**STATED PROBLEM**
Where a line in the listing below contains the word "rutracker", copy that line.

Entries from a dataset:
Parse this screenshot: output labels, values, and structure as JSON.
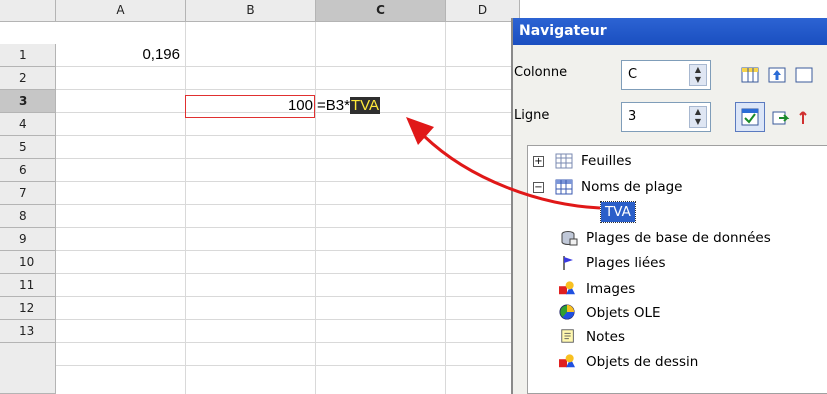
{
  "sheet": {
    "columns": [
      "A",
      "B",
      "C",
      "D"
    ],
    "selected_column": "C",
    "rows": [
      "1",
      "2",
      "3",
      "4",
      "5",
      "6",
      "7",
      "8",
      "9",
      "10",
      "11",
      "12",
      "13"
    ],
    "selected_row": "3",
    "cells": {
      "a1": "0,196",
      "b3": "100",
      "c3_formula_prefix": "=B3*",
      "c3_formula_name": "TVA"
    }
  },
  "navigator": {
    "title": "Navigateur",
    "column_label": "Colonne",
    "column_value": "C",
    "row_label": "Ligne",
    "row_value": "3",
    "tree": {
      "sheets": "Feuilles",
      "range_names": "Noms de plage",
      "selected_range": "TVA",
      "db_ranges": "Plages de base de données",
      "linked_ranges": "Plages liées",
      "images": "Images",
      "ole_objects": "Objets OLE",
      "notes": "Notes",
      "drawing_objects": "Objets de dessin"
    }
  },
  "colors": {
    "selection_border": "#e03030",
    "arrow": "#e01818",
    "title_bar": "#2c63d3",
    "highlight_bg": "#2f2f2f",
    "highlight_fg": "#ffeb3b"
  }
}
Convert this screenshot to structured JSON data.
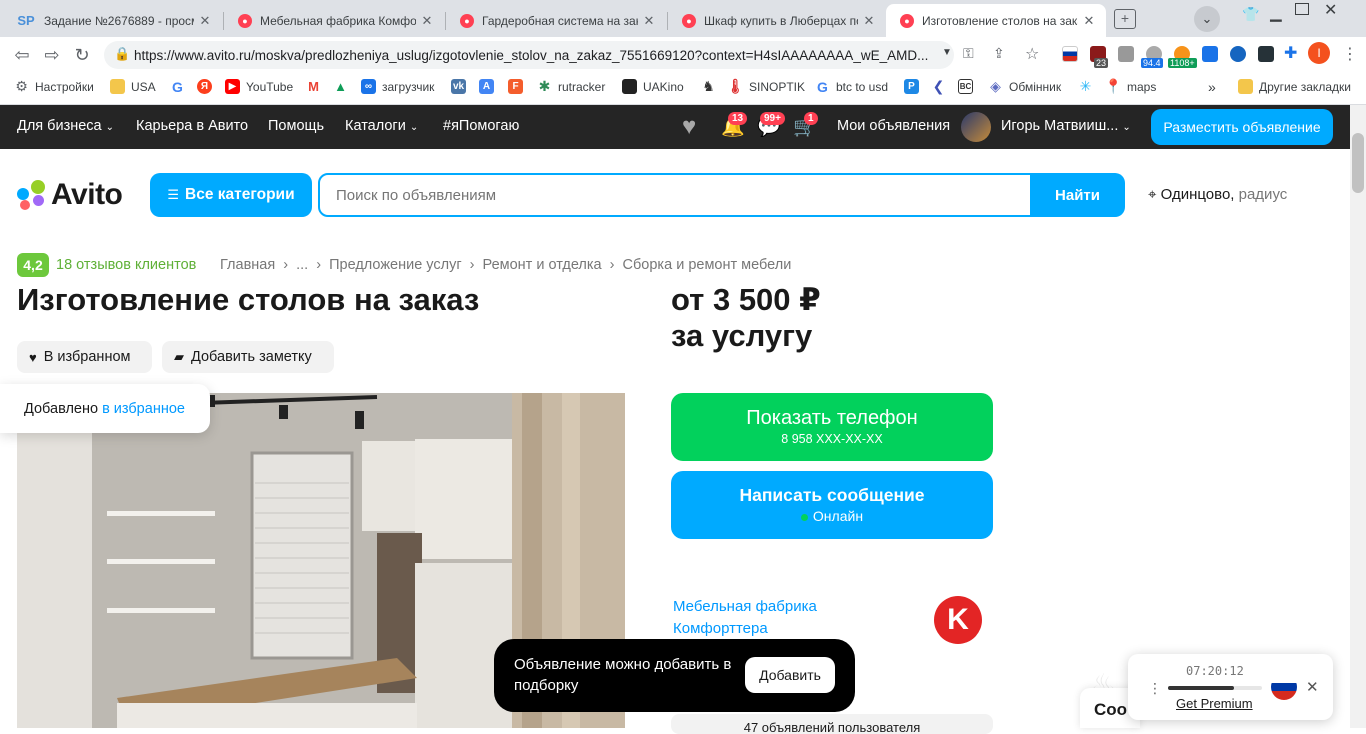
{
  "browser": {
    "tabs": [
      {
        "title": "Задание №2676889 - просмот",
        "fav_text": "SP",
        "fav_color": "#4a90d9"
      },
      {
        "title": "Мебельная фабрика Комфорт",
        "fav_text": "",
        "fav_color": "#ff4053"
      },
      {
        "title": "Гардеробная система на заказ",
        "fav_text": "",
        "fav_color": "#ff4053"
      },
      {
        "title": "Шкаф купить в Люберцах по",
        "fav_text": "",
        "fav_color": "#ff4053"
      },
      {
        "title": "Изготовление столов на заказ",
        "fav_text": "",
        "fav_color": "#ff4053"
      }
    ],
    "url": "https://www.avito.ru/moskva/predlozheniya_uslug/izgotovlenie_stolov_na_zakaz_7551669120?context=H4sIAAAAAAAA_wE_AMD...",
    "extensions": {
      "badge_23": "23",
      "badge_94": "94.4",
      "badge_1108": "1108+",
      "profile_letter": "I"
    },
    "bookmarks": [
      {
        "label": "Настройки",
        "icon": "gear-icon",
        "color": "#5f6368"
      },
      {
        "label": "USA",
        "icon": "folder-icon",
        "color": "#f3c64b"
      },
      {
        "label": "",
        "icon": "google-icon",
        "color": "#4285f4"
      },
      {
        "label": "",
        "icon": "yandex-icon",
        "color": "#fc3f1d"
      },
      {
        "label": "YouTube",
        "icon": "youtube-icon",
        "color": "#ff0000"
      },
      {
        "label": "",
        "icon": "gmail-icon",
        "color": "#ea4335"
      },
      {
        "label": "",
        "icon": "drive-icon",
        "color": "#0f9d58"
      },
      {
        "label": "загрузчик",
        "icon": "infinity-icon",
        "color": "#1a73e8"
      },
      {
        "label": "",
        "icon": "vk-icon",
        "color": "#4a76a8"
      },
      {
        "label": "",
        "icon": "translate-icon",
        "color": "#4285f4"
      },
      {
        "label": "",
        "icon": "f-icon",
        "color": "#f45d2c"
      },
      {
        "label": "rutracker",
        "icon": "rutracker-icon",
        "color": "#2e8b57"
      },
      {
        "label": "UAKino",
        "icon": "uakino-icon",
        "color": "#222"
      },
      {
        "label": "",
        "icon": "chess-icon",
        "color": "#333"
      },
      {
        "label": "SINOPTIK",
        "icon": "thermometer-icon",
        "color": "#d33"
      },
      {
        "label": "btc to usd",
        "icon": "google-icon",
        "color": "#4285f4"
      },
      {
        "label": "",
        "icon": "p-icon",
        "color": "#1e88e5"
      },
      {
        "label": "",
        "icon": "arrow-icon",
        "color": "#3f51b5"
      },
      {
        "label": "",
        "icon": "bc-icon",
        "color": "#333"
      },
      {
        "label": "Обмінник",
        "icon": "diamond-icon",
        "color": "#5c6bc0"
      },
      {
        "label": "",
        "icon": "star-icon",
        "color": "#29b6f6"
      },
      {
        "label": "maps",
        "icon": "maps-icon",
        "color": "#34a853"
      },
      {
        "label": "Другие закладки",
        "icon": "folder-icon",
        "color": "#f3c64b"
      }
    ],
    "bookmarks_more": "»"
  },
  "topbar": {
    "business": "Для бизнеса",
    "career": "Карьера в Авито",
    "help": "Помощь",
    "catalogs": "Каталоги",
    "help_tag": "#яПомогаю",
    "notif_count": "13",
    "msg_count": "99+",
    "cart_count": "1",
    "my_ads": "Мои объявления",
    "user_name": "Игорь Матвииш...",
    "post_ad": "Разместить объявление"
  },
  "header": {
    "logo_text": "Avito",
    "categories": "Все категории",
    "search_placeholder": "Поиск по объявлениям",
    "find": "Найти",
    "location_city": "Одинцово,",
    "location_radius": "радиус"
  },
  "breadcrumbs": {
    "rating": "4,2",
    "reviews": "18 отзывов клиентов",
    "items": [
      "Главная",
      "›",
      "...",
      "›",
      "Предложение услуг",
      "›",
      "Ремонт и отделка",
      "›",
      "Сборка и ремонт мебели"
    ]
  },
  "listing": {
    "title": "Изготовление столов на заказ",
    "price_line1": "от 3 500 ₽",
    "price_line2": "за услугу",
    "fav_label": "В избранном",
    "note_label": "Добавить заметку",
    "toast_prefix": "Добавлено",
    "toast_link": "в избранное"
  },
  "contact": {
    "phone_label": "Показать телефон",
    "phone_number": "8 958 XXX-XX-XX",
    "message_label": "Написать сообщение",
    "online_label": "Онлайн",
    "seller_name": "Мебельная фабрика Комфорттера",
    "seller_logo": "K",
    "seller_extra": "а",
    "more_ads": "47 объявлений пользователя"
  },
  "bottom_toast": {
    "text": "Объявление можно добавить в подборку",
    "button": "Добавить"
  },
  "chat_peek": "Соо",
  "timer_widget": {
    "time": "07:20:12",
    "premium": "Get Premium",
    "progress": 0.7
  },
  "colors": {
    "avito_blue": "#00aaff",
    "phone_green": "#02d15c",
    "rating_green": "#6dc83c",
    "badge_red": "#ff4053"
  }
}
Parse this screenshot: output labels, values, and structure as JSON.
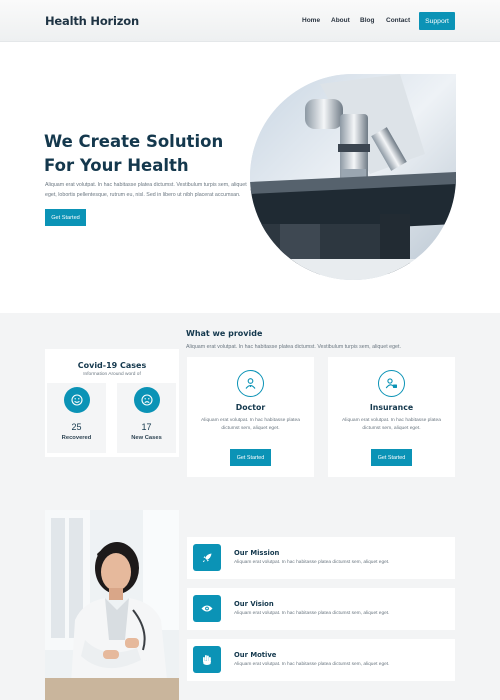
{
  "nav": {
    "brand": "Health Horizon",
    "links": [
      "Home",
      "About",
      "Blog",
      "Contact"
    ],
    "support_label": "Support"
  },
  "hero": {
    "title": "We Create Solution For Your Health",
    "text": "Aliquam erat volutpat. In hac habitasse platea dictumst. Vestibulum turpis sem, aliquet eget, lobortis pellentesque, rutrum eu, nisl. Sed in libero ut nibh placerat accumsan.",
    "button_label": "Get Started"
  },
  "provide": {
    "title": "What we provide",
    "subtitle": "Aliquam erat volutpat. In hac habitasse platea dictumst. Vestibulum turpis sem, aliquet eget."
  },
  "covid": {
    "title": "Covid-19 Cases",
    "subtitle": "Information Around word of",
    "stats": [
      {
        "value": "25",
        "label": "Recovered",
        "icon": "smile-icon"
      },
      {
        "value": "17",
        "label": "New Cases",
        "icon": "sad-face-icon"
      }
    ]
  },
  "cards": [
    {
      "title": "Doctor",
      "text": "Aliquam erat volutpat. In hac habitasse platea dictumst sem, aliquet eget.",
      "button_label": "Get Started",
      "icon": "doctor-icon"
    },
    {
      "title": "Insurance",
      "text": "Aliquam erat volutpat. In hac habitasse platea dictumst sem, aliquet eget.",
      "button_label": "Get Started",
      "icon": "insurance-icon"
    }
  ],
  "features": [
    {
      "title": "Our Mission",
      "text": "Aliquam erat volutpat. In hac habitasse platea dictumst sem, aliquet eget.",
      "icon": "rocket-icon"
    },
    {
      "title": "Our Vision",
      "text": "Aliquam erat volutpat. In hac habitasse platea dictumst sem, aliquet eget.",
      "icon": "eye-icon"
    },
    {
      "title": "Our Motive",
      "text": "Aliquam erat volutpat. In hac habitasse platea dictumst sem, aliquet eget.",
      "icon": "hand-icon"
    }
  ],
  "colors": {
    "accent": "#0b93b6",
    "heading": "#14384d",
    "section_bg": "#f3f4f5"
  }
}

**ANSWER TO THE PROBLEM**
        "label": "rutracker",
        "icon": "rutracker-icon",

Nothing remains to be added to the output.